Through the callback interfaces, a device’s current thermal status is retrievable as an integer value ranging from 0x00000000 (no throttling) to 0x00000006 (device shutdown). Only a trusted system service, such as an Android API or device manufacturer API, can access the detailed thermal sensor and thermal event information. Figure 2 provides a model of the thermal mitigation process flow in Android 10.

Figure 2. Thermal mitigation process flow in Android 10

Device manufacturer guidelines

Device manufacturers must implement the HIDL aspect of Thermal HAL 2.0 (as provided in IThermal.hal) to report device temperature sensor and throttling status. If you’re a developer, use this to enhance app UX under thermal stress.

Anything that throttles device performance, including battery power constraints, must be reported through the thermal HAL. To ensure this happens, put all sensors that may indicate a need for mitigation (based on status changes) into the thermal HAL, and report the severity of any mitigation actions taken. The temperature value returned from a sensor reading doesn’t have to be the actual temperature, so long as it accurately reflects the corresponding severity threshold. For example, you may pass different numerical values instead of your actual temperature threshold values, or you may build guardbanding into threshold specifications to provide hysteresis. However, the severity corresponding to that value must match what’s needed at that threshold. (For example, you may decide to return 72°C as your critical temperature threshold, when in reality the actual temperature is 65°C, and it corresponds to the critical severity you specified.) The severity level must always be accurate for best thermal framework functionality.

[Document layout detection data]
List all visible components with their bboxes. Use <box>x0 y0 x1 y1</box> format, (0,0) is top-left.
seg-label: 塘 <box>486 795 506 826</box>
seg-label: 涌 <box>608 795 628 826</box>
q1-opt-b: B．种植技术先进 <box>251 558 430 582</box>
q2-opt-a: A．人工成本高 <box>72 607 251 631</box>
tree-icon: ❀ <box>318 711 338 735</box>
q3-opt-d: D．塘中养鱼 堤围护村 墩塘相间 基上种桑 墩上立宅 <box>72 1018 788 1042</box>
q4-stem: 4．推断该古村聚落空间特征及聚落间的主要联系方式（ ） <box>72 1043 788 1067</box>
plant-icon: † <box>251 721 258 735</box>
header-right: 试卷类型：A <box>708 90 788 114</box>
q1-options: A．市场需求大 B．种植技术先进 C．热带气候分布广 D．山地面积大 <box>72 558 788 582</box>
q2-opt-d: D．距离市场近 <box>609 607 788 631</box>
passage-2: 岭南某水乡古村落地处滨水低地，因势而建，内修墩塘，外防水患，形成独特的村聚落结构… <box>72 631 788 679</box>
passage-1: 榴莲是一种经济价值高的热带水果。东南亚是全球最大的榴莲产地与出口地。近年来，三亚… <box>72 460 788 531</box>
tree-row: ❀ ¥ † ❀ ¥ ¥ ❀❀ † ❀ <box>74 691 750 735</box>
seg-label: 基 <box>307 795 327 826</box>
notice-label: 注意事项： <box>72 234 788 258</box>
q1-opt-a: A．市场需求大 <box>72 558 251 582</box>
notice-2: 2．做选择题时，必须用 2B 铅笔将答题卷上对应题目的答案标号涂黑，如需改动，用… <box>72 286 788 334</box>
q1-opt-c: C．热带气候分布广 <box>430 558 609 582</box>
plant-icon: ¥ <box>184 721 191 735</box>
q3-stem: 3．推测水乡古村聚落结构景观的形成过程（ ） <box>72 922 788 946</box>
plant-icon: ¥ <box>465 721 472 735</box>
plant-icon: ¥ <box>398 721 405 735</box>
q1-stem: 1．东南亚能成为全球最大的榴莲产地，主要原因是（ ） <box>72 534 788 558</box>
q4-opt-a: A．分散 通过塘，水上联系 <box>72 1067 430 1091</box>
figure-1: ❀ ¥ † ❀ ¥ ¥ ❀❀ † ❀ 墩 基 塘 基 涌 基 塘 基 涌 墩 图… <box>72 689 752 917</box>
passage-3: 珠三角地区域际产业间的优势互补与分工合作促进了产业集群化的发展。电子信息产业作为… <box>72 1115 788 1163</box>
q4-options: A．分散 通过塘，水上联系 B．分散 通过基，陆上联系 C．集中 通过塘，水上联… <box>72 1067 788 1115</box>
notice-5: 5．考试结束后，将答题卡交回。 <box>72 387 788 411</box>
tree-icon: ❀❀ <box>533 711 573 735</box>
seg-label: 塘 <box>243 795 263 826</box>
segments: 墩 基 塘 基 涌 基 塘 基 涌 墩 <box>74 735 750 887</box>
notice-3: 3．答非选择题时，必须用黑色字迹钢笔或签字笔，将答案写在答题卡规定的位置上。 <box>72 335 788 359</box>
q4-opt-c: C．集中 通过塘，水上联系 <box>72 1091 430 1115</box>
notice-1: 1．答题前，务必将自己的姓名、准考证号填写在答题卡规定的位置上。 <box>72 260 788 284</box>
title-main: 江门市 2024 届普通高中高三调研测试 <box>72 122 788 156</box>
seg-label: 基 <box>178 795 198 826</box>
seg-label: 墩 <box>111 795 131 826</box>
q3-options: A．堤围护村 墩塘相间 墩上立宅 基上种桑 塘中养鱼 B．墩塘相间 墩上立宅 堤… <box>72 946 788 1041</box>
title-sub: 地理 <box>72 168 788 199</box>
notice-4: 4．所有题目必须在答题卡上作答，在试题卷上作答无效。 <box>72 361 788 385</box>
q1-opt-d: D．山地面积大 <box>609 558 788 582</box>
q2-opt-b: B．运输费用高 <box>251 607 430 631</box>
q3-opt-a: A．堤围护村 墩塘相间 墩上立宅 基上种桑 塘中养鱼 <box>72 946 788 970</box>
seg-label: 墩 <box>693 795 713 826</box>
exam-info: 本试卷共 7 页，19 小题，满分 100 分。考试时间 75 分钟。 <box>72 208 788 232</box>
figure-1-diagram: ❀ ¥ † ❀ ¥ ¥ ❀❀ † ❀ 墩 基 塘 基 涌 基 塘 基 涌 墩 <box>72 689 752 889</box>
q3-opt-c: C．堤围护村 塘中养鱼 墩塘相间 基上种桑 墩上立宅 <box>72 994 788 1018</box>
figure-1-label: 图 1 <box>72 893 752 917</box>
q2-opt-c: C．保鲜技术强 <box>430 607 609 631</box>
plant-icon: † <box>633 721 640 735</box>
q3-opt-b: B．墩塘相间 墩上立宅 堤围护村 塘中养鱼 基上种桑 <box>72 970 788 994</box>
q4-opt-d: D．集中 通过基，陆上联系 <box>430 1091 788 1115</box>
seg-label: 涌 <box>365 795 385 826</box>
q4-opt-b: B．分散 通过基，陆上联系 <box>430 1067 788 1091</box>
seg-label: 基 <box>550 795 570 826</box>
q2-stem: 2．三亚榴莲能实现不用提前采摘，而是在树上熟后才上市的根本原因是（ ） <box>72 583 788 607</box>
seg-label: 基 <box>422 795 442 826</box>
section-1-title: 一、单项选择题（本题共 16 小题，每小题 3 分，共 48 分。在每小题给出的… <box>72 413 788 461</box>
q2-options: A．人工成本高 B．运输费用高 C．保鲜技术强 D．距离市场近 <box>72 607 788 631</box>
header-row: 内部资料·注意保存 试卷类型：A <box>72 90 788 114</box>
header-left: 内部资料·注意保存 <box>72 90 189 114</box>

▶ _Things to do_
[a] In two sentences, summarize the passage on Android thermal mitigation.
[b] In the passage on Android thermal mitigation, which integer value of the thermal status indicates device shutdown?
[c] Write a continuation of the passage on Android thermal mitigation, picking up after its final sentence.

▶ _Set of answers_
[a] Android 10 exposes a device's current thermal status through callback interfaces as an integer from 0x00000000 (no throttling) to 0x00000006 (device shutdown), while only trusted system services can access detailed thermal sensor and event information. Device manufacturers must implement the HIDL aspect of Thermal HAL 2.0 and report anything that throttles performance through it, and the reported temperature may differ from the actual one as long as the severity level stays accurate.

[b] 0x00000006

[c]
To read more about the threshold levels in the framework and how they correspond to mitigation actions, see the usage suggestions for each thermal status code.

Thermal API

Apps can add and remove listeners, and access thermal status information through the  PowerManager class. The IThermal interface provides all the functionality needed, including returning the thermal status values. The  IThermal binder interface is wrapped as the OnThermalStatusChangedListener interface, which apps can use when registering or removing thermal status listeners.

The Android thermal APIs have both callback and polling methods for apps to be notified of the thermal severity levels through status codes, which are defined in the PowerManager class. The methods are

The status codes translate to specific throttling levels, which can be used for gathering data, and for designing an optimal UX. For example, apps may receive a status of 0x0 (NONE), which may later change to 0x1 (LIGHT). Marking the 0x0 state as t0, then measuring the time lapsed from status NONE to status LIGHT (t1) enables device manufacturers to design and test mitigation strategies for specific use cases. You may want to use the thermal status codes in the ways suggested below.

Thermal status code Description and suggested use
NONE (0x0)No throttling.
Use this status to implement protective actions, such as detecting the start of the time period (t0 to t1) from NONE (0x0) to LIGHT (0x1).
LIGHT (0x1)Light throttling. UX isn't impacted.
Use gentle device mitigation for this stage. For example, skip boosting or using inefficient frequencies, but only on big cores.
MODERATE (0x2)Moderate throttling. UX isn't greatly impacted.
Thermal mitigation impacts foreground activities, so apps should reduce power immediately.
SEVERE (0x3)Severe throttling. UX is largely impacted.
In this stage, device thermal mitigation should limit the system capacity. This may cause side effects, such as display jank and audio jitter.
CRITICAL (0x4)Platform has done everything to reduce power.
The device thermal mitigation software has placed all components to run at their lowest capacity.
EMERGENCY (0x5)Key components in the platform are shutting down due to thermal conditions.
Device functionalities are limited. This is the last warning before device shutdown. At this stage some functions, such as the modem, cellular data are turned off completely.
SHUTDOWN (0x6)Shutdown immediately.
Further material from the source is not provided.